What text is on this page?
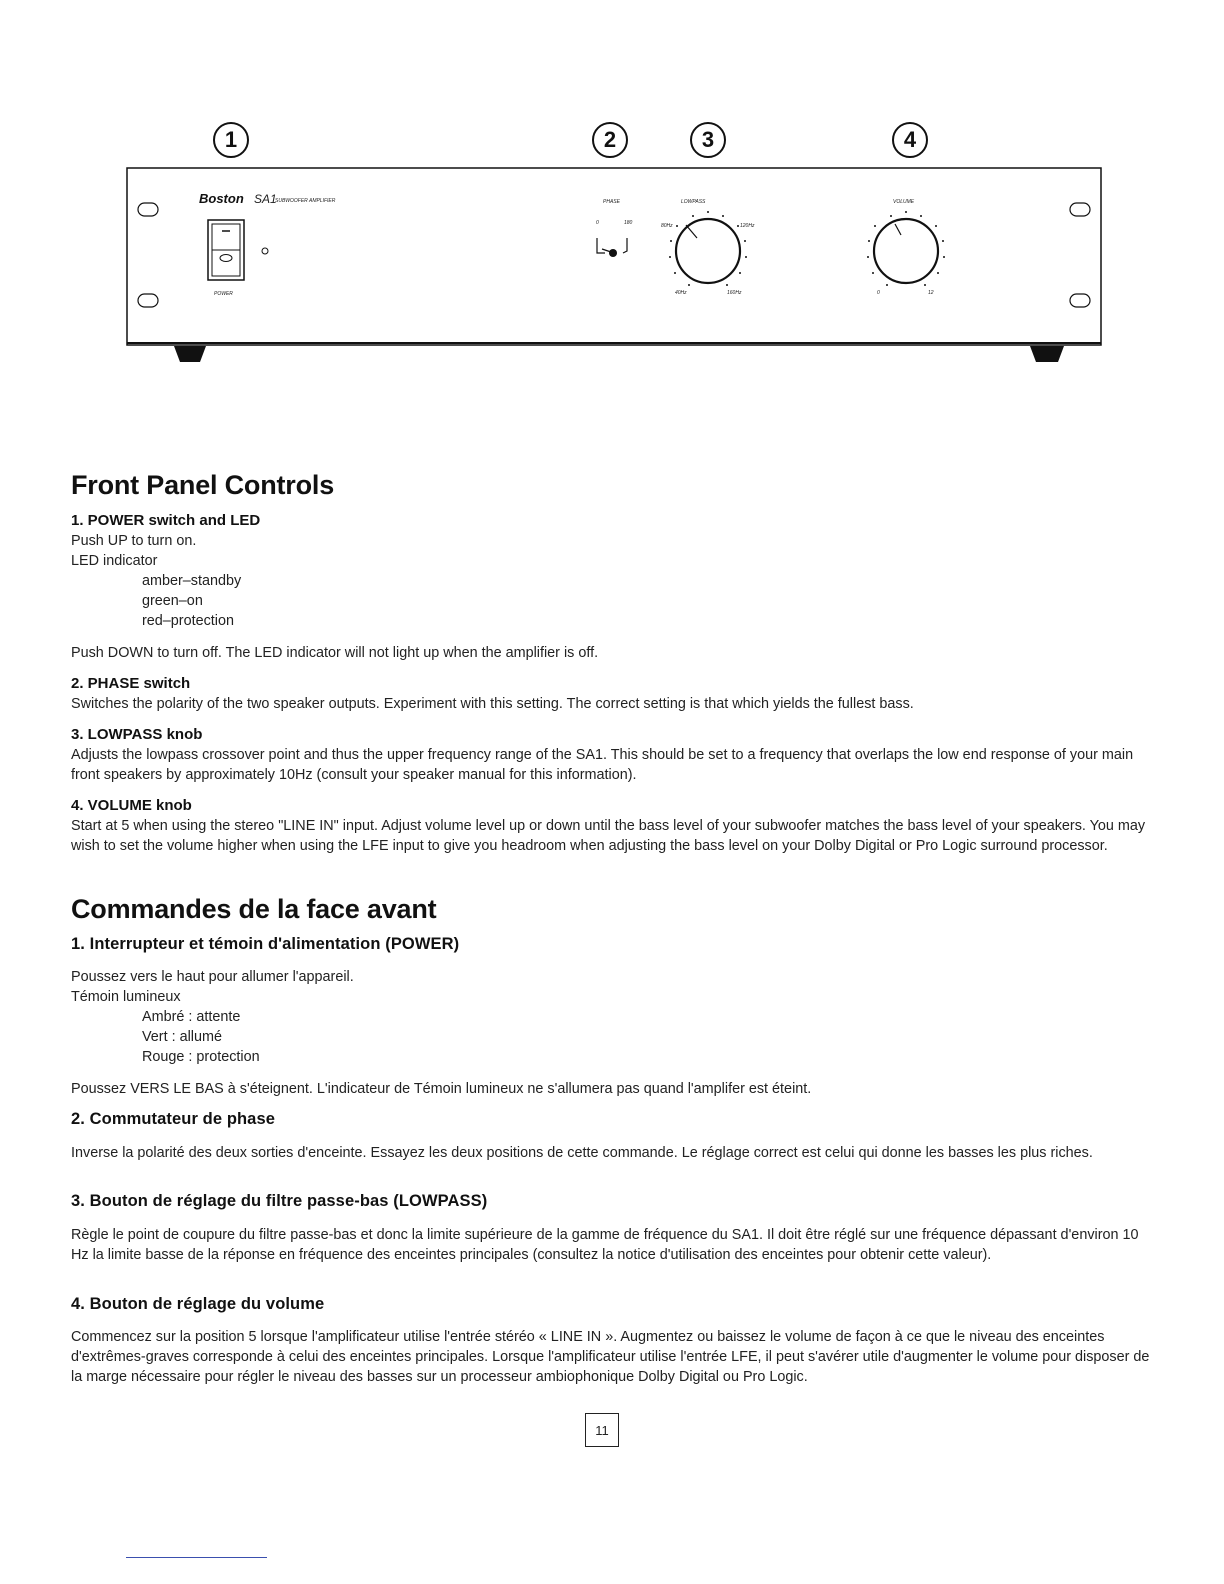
1	2	3	4
Boston SA1
SUBWOOFER AMPLIFIER
POWER
PHASE
0	180
LOWPASS
80Hz	120Hz
40Hz	160Hz
VOLUME
0	12
Front Panel Controls
1. POWER switch and LED

Push UP to turn on.

LED indicator

amber–standby

green–on

red–protection

Push DOWN to turn off. The LED indicator will not light up when the amplifier is off.

2. PHASE switch

Switches the polarity of the two speaker outputs. Experiment with this setting. The correct setting is that which yields the fullest bass.

3. LOWPASS knob

Adjusts the lowpass crossover point and thus the upper frequency range of the SA1. This should be set to a frequency that overlaps the low end response of your main front speakers by approximately 10Hz (consult your speaker manual for this information).

4. VOLUME knob

Start at 5 when using the stereo "LINE IN" input. Adjust volume level up or down until the bass level of your subwoofer matches the bass level of your speakers. You may wish to set the volume higher when using the LFE input to give you headroom when adjusting the bass level on your Dolby Digital or Pro Logic surround processor.

Commandes de la face avant
1. Interrupteur et témoin d'alimentation (POWER)

Poussez vers le haut pour allumer l'appareil.

Témoin lumineux

Ambré : attente

Vert : allumé

Rouge : protection

Poussez VERS LE BAS à s'éteignent. L'indicateur de Témoin lumineux ne s'allumera pas quand l'amplifer est éteint.

2. Commutateur de phase

Inverse la polarité des deux sorties d'enceinte. Essayez les deux positions de cette commande. Le réglage correct est celui qui donne les basses les plus riches.

3. Bouton de réglage du filtre passe-bas (LOWPASS)

Règle le point de coupure du filtre passe-bas et donc la limite supérieure de la gamme de fréquence du SA1. Il doit être réglé sur une fréquence dépassant d'environ 10 Hz la limite basse de la réponse en fréquence des enceintes principales (consultez la notice d'utilisation des enceintes pour obtenir cette valeur).

4. Bouton de réglage du volume

Commencez sur la position 5 lorsque l'amplificateur utilise l'entrée stéréo « LINE IN ». Augmentez ou baissez le volume de façon à ce que le niveau des enceintes d'extrêmes-graves corresponde à celui des enceintes principales. Lorsque l'amplificateur utilise l'entrée LFE, il peut s'avérer utile d'augmenter le volume pour disposer de la marge nécessaire pour régler le niveau des basses sur un processeur ambiophonique Dolby Digital ou Pro Logic.

11
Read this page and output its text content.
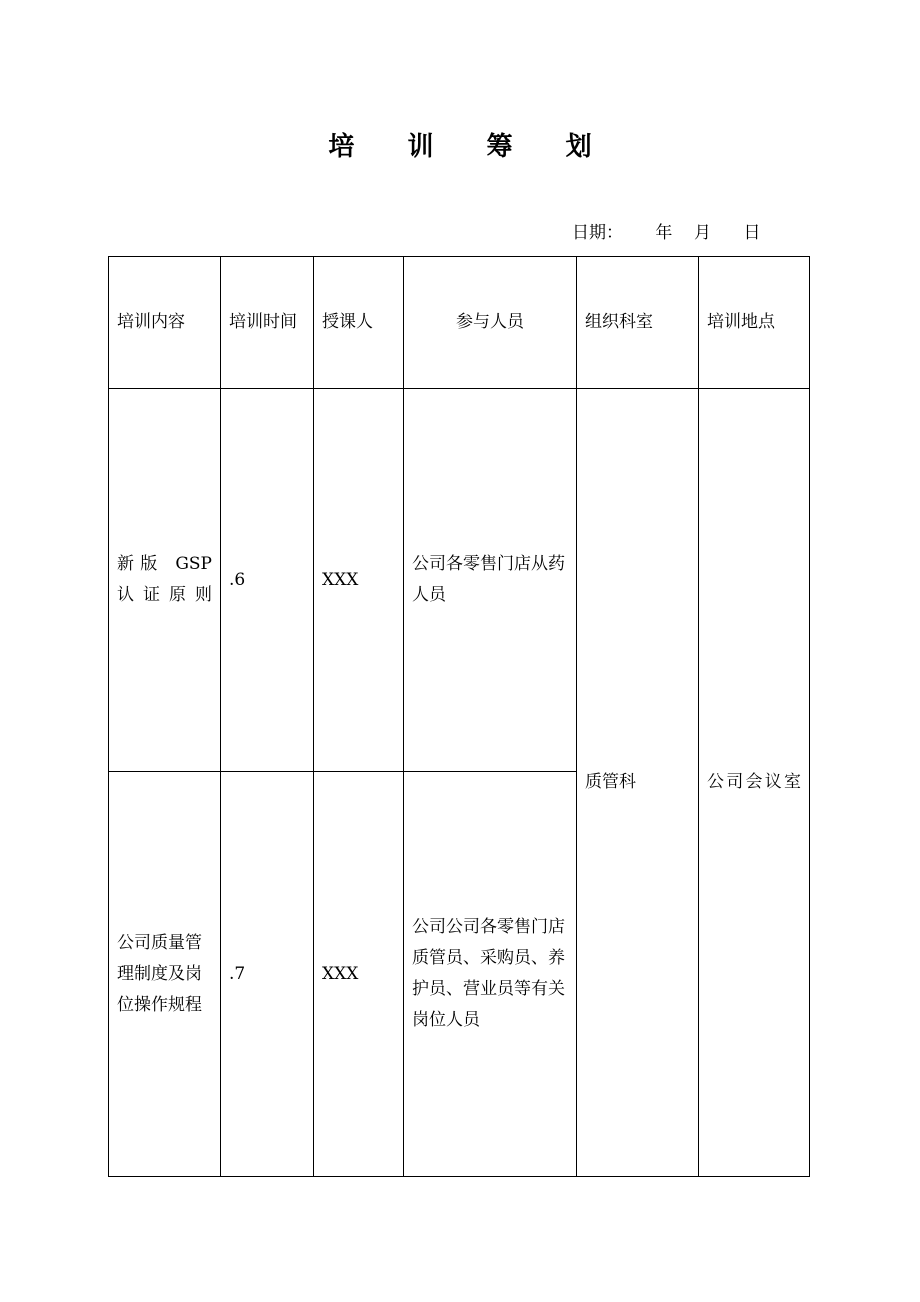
培 训 筹 划
日期：      年    月      日
培训内容	培训时间	授课人	参与人员	组织科室	培训地点

新版 GSP 认证原则	.6	XXX	公司各零售门店从药人员	质管科	公司会议室

公司质量管理制度及岗位操作规程	.7	XXX	公司公司各零售门店质管员、采购员、养护员、营业员等有关岗位人员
+ + + + +
> WHAT YOU SHOULD DO
Transcribe all of the records above character for character. Exclude the pictures.

> RESULT OF THE TASK
What text is on this page?
1	2	3	4
Boston SA1
SUBWOOFER AMPLIFIER
POWER
PHASE
0	180
LOWPASS
80Hz	120Hz
40Hz	160Hz
VOLUME
0	12
Front Panel Controls
1. POWER switch and LED

Push UP to turn on.

LED indicator

amber–standby

green–on

red–protection

Push DOWN to turn off. The LED indicator will not light up when the amplifier is off.

2. PHASE switch

Switches the polarity of the two speaker outputs. Experiment with this setting. The correct setting is that which yields the fullest bass.

3. LOWPASS knob

Adjusts the lowpass crossover point and thus the upper frequency range of the SA1. This should be set to a frequency that overlaps the low end response of your main front speakers by approximately 10Hz (consult your speaker manual for this information).

4. VOLUME knob

Start at 5 when using the stereo "LINE IN" input. Adjust volume level up or down until the bass level of your subwoofer matches the bass level of your speakers. You may wish to set the volume higher when using the LFE input to give you headroom when adjusting the bass level on your Dolby Digital or Pro Logic surround processor.

Commandes de la face avant
1. Interrupteur et témoin d'alimentation (POWER)

Poussez vers le haut pour allumer l'appareil.

Témoin lumineux

Ambré : attente

Vert : allumé

Rouge : protection

Poussez VERS LE BAS à s'éteignent. L'indicateur de Témoin lumineux ne s'allumera pas quand l'amplifer est éteint.

2. Commutateur de phase

Inverse la polarité des deux sorties d'enceinte. Essayez les deux positions de cette commande. Le réglage correct est celui qui donne les basses les plus riches.

3. Bouton de réglage du filtre passe-bas (LOWPASS)

Règle le point de coupure du filtre passe-bas et donc la limite supérieure de la gamme de fréquence du SA1. Il doit être réglé sur une fréquence dépassant d'environ 10 Hz la limite basse de la réponse en fréquence des enceintes principales (consultez la notice d'utilisation des enceintes pour obtenir cette valeur).

4. Bouton de réglage du volume

Commencez sur la position 5 lorsque l'amplificateur utilise l'entrée stéréo « LINE IN ». Augmentez ou baissez le volume de façon à ce que le niveau des enceintes d'extrêmes-graves corresponde à celui des enceintes principales. Lorsque l'amplificateur utilise l'entrée LFE, il peut s'avérer utile d'augmenter le volume pour disposer de la marge nécessaire pour régler le niveau des basses sur un processeur ambiophonique Dolby Digital ou Pro Logic.

11
Read this page and output its text content.
培 训 筹 划
日期：      年    月      日
培训内容	培训时间	授课人	参与人员	组织科室	培训地点

新版 GSP 认证原则	.6	XXX	公司各零售门店从药人员	质管科	公司会议室

公司质量管理制度及岗位操作规程	.7	XXX	公司公司各零售门店质管员、采购员、养护员、营业员等有关岗位人员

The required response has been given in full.